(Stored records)

— start —

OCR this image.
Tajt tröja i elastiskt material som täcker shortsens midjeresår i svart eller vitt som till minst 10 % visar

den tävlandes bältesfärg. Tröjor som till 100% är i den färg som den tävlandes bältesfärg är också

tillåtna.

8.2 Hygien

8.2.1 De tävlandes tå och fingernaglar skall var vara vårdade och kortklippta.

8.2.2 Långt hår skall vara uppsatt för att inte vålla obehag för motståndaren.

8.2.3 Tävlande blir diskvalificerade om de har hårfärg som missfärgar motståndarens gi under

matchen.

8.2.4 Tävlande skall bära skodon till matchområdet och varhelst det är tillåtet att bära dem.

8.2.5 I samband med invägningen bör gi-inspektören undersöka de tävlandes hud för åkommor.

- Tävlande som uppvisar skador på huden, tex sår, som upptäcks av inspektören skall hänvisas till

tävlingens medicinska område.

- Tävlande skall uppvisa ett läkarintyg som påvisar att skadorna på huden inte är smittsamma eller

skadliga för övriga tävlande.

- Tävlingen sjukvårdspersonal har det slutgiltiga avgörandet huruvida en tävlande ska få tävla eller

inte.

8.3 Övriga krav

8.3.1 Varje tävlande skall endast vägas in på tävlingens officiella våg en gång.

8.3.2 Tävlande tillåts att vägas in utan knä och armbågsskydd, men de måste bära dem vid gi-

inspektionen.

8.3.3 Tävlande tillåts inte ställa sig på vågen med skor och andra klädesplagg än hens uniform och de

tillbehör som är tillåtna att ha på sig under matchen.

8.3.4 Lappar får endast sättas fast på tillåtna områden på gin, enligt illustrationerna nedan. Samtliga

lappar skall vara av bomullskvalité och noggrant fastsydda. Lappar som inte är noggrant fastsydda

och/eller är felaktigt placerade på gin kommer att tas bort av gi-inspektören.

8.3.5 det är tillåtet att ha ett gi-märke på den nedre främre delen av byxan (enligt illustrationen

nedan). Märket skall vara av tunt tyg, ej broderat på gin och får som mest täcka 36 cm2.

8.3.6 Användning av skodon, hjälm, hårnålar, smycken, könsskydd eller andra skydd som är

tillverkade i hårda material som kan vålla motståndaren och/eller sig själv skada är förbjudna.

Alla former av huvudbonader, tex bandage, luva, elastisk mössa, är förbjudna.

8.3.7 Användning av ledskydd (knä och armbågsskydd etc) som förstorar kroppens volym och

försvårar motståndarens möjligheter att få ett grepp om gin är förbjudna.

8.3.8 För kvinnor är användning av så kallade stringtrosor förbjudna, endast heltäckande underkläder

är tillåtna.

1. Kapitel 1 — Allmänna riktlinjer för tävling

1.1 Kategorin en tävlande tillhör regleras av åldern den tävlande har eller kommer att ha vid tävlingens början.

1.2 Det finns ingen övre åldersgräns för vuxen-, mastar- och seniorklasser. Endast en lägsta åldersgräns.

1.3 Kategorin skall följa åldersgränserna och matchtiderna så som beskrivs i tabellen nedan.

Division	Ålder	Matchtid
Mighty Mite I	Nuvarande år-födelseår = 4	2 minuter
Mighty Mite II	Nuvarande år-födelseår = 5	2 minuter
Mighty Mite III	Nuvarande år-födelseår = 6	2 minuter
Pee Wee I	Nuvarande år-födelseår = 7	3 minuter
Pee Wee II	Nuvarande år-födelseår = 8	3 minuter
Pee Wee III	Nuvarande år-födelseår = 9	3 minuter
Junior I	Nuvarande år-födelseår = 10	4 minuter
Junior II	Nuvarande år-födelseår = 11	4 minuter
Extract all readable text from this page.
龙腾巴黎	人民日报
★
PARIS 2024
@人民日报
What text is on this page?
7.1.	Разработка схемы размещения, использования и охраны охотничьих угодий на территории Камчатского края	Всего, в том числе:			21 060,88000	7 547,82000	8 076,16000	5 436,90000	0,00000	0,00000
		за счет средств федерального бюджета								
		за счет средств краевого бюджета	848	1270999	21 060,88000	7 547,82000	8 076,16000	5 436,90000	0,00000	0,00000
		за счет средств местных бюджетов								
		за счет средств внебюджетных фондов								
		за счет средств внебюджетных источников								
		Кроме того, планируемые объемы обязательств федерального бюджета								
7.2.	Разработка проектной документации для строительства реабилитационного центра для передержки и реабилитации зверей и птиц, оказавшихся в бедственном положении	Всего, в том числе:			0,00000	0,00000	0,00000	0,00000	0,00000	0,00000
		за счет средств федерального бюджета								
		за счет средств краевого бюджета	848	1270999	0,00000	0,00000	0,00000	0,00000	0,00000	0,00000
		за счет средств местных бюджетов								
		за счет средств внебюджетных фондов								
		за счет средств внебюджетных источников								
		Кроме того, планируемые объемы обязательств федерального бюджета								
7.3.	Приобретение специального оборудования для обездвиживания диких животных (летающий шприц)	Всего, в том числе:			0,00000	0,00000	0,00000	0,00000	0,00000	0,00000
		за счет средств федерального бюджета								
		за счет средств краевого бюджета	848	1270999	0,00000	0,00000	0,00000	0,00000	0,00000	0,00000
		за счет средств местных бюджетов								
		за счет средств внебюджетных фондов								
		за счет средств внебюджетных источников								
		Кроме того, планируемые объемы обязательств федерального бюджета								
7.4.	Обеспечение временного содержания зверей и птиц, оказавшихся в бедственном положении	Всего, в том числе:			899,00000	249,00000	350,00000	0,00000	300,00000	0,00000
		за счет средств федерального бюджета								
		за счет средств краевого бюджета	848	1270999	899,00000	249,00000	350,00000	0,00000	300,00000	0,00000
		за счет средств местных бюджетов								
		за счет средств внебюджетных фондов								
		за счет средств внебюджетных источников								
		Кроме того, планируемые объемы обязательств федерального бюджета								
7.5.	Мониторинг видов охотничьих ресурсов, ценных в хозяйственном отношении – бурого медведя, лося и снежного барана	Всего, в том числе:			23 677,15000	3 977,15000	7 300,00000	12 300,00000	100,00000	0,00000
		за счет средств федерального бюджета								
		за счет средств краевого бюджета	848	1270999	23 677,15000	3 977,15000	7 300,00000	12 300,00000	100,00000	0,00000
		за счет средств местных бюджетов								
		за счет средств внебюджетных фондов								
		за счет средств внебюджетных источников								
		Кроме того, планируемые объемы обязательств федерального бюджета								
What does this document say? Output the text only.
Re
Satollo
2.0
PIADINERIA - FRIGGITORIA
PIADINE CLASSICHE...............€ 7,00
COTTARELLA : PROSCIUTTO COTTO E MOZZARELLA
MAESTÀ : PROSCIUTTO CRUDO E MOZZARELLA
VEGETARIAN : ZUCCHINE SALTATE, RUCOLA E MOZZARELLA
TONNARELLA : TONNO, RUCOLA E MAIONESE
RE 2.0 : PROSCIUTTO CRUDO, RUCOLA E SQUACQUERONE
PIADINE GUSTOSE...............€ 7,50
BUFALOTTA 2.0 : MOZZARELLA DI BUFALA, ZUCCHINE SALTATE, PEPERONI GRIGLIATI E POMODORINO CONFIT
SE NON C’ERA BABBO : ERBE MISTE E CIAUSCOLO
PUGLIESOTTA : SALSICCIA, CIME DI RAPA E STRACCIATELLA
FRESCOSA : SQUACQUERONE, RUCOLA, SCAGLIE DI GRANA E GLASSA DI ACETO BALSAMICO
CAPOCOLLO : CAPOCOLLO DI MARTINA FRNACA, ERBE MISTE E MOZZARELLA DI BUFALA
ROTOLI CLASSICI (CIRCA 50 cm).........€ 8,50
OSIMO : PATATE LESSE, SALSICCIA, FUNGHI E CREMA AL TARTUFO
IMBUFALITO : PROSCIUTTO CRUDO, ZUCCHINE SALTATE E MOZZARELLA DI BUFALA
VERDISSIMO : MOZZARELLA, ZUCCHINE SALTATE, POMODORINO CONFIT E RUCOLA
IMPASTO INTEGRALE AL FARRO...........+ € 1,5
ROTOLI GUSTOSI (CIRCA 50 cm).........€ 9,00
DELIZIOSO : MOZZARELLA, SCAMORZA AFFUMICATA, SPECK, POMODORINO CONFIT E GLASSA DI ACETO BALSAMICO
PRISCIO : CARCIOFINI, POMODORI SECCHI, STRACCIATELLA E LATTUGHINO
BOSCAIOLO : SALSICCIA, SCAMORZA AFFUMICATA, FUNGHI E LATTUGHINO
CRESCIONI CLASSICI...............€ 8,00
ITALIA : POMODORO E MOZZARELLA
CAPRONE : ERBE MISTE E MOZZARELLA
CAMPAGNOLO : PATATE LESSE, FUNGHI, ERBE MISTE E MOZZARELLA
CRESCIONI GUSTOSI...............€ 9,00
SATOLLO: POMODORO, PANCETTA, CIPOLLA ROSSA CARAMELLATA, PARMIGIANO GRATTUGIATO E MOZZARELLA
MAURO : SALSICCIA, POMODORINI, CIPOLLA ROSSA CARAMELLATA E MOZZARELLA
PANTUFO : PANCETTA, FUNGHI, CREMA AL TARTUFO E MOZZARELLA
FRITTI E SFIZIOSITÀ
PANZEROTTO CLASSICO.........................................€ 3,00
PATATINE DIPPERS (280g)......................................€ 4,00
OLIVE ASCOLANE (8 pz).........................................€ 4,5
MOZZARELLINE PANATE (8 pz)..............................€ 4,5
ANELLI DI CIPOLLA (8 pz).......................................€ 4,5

— end —

- _Brief_
Copy all lines of the material above where the string "bära" occurs.

- _Answer in full_
8.2.4 Tävlande skall bära skodon till matchområdet och varhelst det är tillåtet att bära dem.
8.3.2 Tävlande tillåts att vägas in utan knä och armbågsskydd, men de måste bära dem vid gi-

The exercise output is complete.